__WHAT THE TASK REQUIRES__.
Find the number of lines containing the string "image" in the data. Answer with the number by itself.

##########

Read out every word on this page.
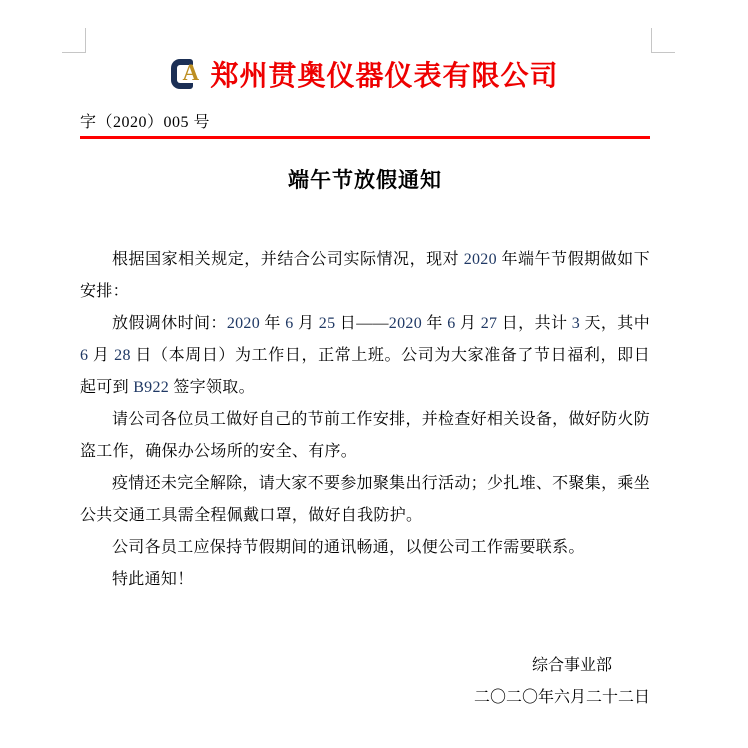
A 郑州贯奥仪器仪表有限公司
字（2020）005 号
端午节放假通知

根据国家相关规定，并结合公司实际情况，现对 2020 年端午节假期做如下安排：

放假调休时间：2020 年 6 月 25 日——2020 年 6 月 27 日，共计 3 天，其中 6 月 28 日（本周日）为工作日，正常上班。公司为大家准备了节日福利，即日起可到 B922 签字领取。

请公司各位员工做好自己的节前工作安排，并检查好相关设备，做好防火防盗工作，确保办公场所的安全、有序。

疫情还未完全解除，请大家不要参加聚集出行活动；少扎堆、不聚集，乘坐公共交通工具需全程佩戴口罩，做好自我防护。

公司各员工应保持节假期间的通讯畅通，以便公司工作需要联系。

特此通知！

综合事业部
二〇二〇年六月二十二日
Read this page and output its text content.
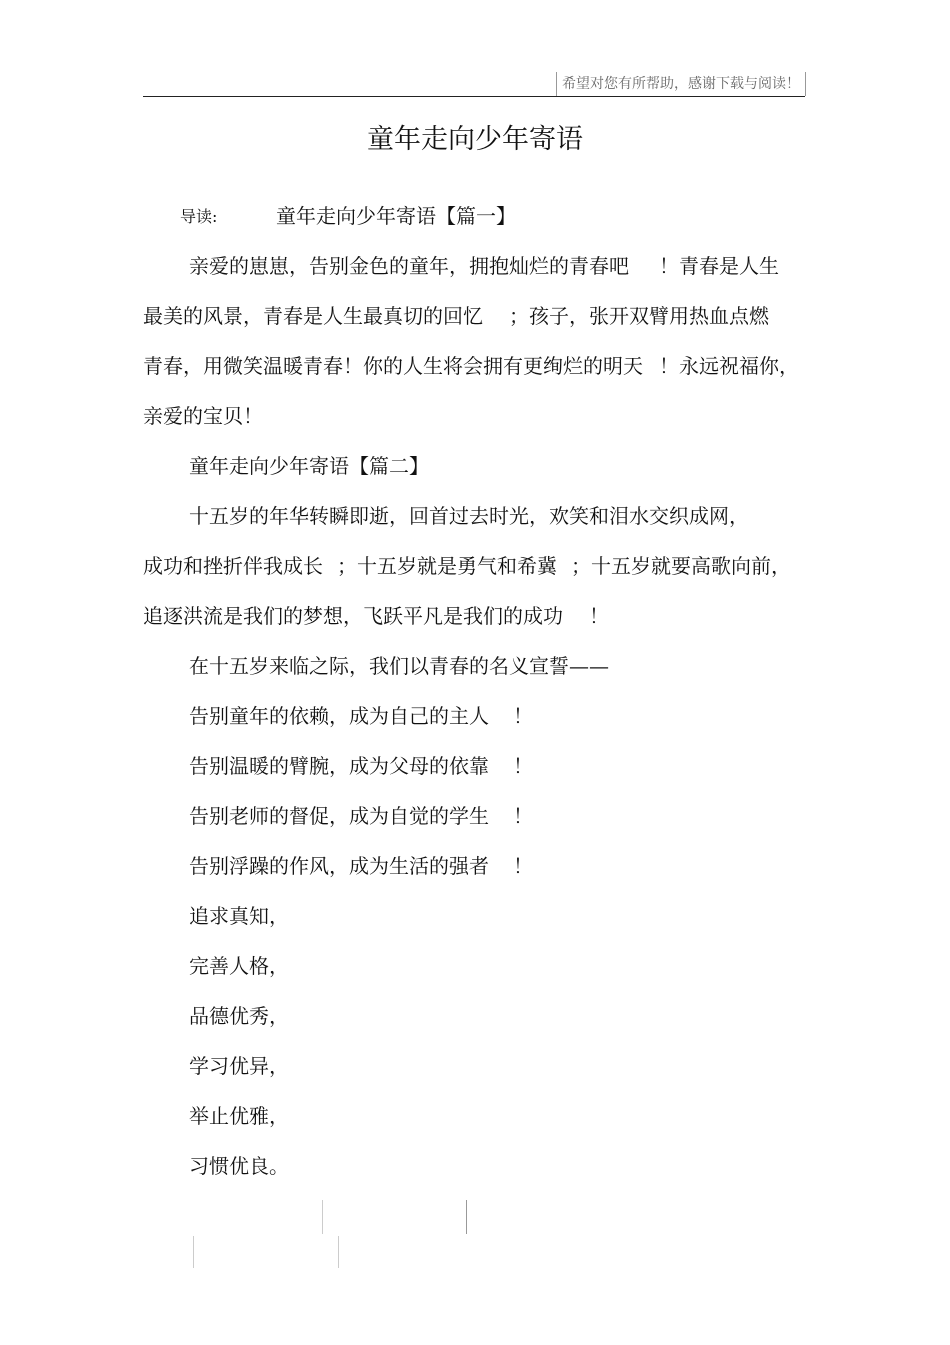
希望对您有所帮助，感谢下载与阅读！
童年走向少年寄语
导读:	童年走向少年寄语【篇一】
亲爱的崽崽，告别金色的童年，拥抱灿烂的青春吧 ！青春是人生
最美的风景，青春是人生最真切的回忆 ；孩子，张开双臂用热血点燃
青春，用微笑温暖青春！你的人生将会拥有更绚烂的明天 ！永远祝福你，
亲爱的宝贝！
童年走向少年寄语【篇二】
十五岁的年华转瞬即逝，回首过去时光，欢笑和泪水交织成网，
成功和挫折伴我成长 ；十五岁就是勇气和希冀 ；十五岁就要高歌向前，
追逐洪流是我们的梦想，飞跃平凡是我们的成功 ！
在十五岁来临之际，我们以青春的名义宣誓——
告别童年的依赖，成为自己的主人 ！
告别温暖的臂腕，成为父母的依靠 ！
告别老师的督促，成为自觉的学生 ！
告别浮躁的作风，成为生活的强者 ！
追求真知，
完善人格，
品德优秀，
学习优异，
举止优雅，
习惯优良。
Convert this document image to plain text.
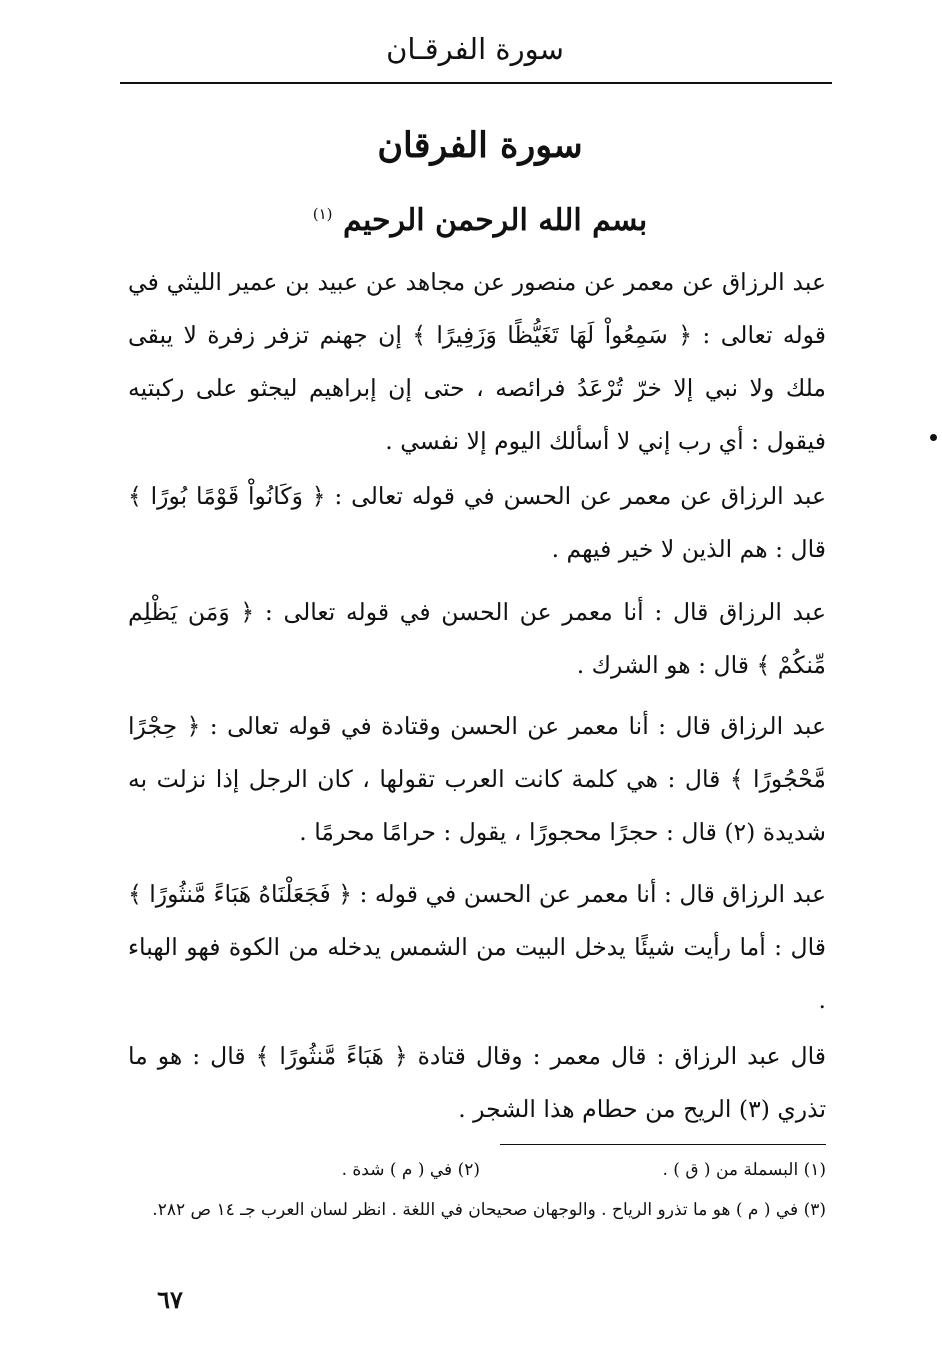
سورة الفرقـان
سورة الفرقان
بسم الله الرحمن الرحيم $^{(١)}$

عبد الرزاق عن معمر عن منصور عن مجاهد عن عبيد بن عمير الليثي في قوله تعالى : ﴿ سَمِعُواْ لَهَا تَغَيُّظًا وَزَفِيرًا ﴾ إن جهنم تزفر زفرة لا يبقى ملك ولا نبي إلا خرّ تُرْعَدُ فرائصه ، حتى إن إبراهيم ليجثو على ركبتيه فيقول : أي رب إني لا أسألك اليوم إلا نفسي .

عبد الرزاق عن معمر عن الحسن في قوله تعالى : ﴿ وَكَانُواْ قَوْمًا بُورًا ﴾ قال : هم الذين لا خير فيهم .

عبد الرزاق قال : أنا معمر عن الحسن في قوله تعالى : ﴿ وَمَن يَظْلِم مِّنكُمْ ﴾ قال : هو الشرك .

عبد الرزاق قال : أنا معمر عن الحسن وقتادة في قوله تعالى : ﴿ حِجْرًا مَّحْجُورًا ﴾ قال : هي كلمة كانت العرب تقولها ، كان الرجل إذا نزلت به شديدة (٢) قال : حجرًا محجورًا ، يقول : حرامًا محرمًا .

عبد الرزاق قال : أنا معمر عن الحسن في قوله : ﴿ فَجَعَلْنَاهُ هَبَاءً مَّنثُورًا ﴾ قال : أما رأيت شيئًا يدخل البيت من الشمس يدخله من الكوة فهو الهباء .

قال عبد الرزاق : قال معمر : وقال قتادة ﴿ هَبَاءً مَّنثُورًا ﴾ قال : هو ما تذري (٣) الريح من حطام هذا الشجر .

(١) البسملة من ( ق ) .
(٢) في ( م ) شدة .
(٣) في ( م ) هو ما تذرو الرياح . والوجهان صحيحان في اللغة . انظر لسان العرب جـ ١٤ ص ٢٨٢.
٦٧
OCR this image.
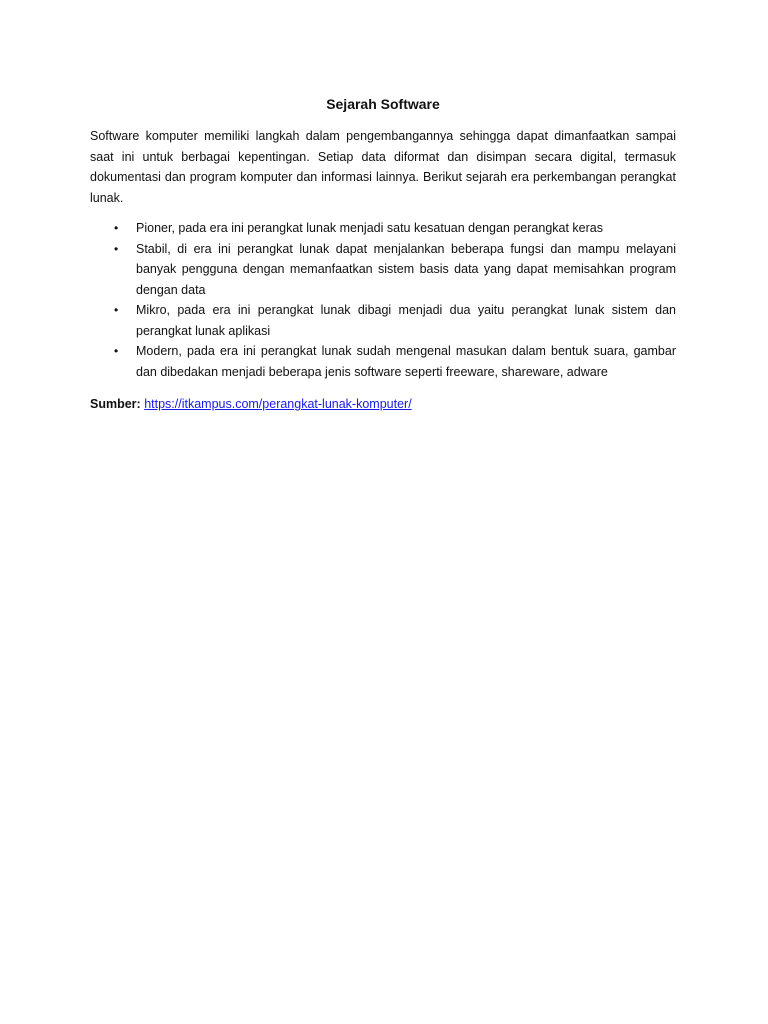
Sejarah Software

Software komputer memiliki langkah dalam pengembangannya sehingga dapat dimanfaatkan sampai saat ini untuk berbagai kepentingan. Setiap data diformat dan disimpan secara digital, termasuk dokumentasi dan program komputer dan informasi lainnya. Berikut sejarah era perkembangan perangkat lunak.

• Pioner, pada era ini perangkat lunak menjadi satu kesatuan dengan perangkat keras
• Stabil, di era ini perangkat lunak dapat menjalankan beberapa fungsi dan mampu melayani banyak pengguna dengan memanfaatkan sistem basis data yang dapat memisahkan program dengan data
• Mikro, pada era ini perangkat lunak dibagi menjadi dua yaitu perangkat lunak sistem dan perangkat lunak aplikasi
• Modern, pada era ini perangkat lunak sudah mengenal masukan dalam bentuk suara, gambar dan dibedakan menjadi beberapa jenis software seperti freeware, shareware, adware

Sumber: https://itkampus.com/perangkat-lunak-komputer/
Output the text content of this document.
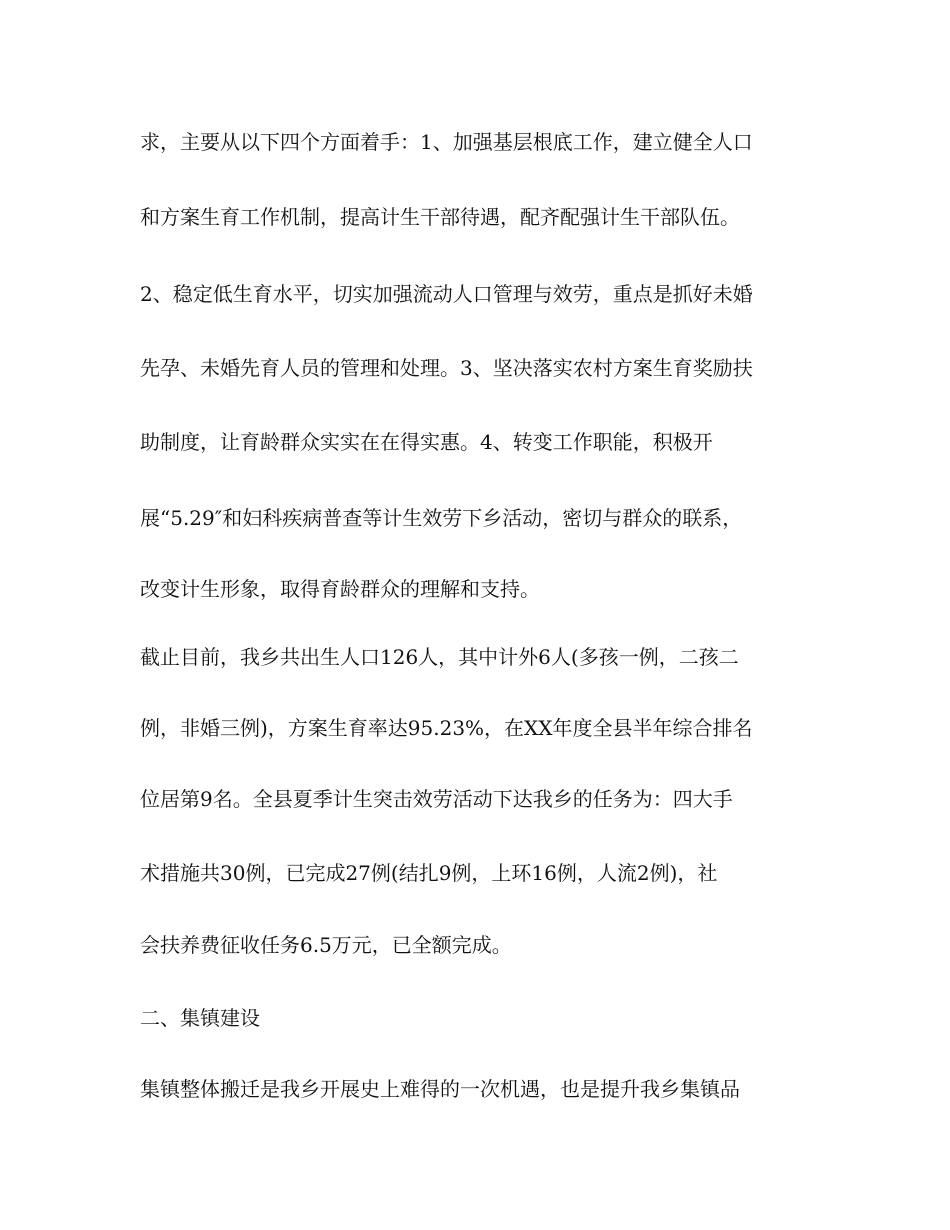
求，主要从以下四个方面着手：1、加强基层根底工作，建立健全人口

和方案生育工作机制，提高计生干部待遇，配齐配强计生干部队伍。

2、稳定低生育水平，切实加强流动人口管理与效劳，重点是抓好未婚

先孕、未婚先育人员的管理和处理。3、坚决落实农村方案生育奖励扶

助制度，让育龄群众实实在在得实惠。4、转变工作职能，积极开

展“5.29″和妇科疾病普查等计生效劳下乡活动，密切与群众的联系，

改变计生形象，取得育龄群众的理解和支持。

截止目前，我乡共出生人口126人，其中计外6人(多孩一例，二孩二

例，非婚三例)，方案生育率达95.23%，在XX年度全县半年综合排名

位居第9名。全县夏季计生突击效劳活动下达我乡的任务为：四大手

术措施共30例，已完成27例(结扎9例，上环16例，人流2例)，社

会扶养费征收任务6.5万元，已全额完成。

二、集镇建设

集镇整体搬迁是我乡开展史上难得的一次机遇，也是提升我乡集镇品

##########

__COMPLETE ANSWER__.
2